WRITTEN REQUEST — In the material below, repeat only the lines from the one that holds "What text is on this page?" through the final line, exactly as they stand.

◇ ◇ ◇ ◇

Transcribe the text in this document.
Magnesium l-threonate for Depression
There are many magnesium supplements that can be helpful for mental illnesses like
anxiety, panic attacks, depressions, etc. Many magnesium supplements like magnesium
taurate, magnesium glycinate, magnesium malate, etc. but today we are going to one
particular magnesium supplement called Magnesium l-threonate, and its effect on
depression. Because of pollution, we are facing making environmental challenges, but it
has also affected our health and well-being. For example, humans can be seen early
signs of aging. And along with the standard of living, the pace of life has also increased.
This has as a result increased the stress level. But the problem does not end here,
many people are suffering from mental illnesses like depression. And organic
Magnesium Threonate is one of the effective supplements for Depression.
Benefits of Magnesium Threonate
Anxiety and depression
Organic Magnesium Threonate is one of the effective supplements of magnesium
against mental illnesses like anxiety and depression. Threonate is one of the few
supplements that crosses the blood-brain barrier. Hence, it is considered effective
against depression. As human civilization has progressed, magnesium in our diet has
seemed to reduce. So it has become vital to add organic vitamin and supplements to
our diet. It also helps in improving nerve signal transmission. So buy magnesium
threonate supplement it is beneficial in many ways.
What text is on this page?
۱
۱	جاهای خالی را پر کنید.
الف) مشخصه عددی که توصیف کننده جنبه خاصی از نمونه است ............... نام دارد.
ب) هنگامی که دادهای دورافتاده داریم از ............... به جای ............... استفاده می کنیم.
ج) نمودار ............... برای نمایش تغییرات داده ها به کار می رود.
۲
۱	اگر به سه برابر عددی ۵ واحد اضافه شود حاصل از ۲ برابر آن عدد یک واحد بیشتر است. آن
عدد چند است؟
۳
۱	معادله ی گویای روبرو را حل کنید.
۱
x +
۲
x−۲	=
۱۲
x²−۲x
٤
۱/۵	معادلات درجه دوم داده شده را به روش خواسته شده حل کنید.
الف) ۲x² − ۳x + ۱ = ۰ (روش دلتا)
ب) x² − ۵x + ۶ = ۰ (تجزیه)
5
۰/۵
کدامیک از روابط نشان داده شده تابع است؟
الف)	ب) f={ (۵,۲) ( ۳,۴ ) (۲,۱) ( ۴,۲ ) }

◇ ◇ ◇ ◇

TASK OUTPUT —
What text is on this page?
۱
۱	جاهای خالی را پر کنید.
الف) مشخصه عددی که توصیف کننده جنبه خاصی از نمونه است ............... نام دارد.
ب) هنگامی که دادهای دورافتاده داریم از ............... به جای ............... استفاده می کنیم.
ج) نمودار ............... برای نمایش تغییرات داده ها به کار می رود.
۲
۱	اگر به سه برابر عددی ۵ واحد اضافه شود حاصل از ۲ برابر آن عدد یک واحد بیشتر است. آن
عدد چند است؟
۳
۱	معادله ی گویای روبرو را حل کنید.
۱
x +
۲
x−۲	=
۱۲
x²−۲x
٤
۱/۵	معادلات درجه دوم داده شده را به روش خواسته شده حل کنید.
الف) ۲x² − ۳x + ۱ = ۰ (روش دلتا)
ب) x² − ۵x + ۶ = ۰ (تجزیه)
5
۰/۵
کدامیک از روابط نشان داده شده تابع است؟
الف)	ب) f={ (۵,۲) ( ۳,۴ ) (۲,۱) ( ۴,۲ ) }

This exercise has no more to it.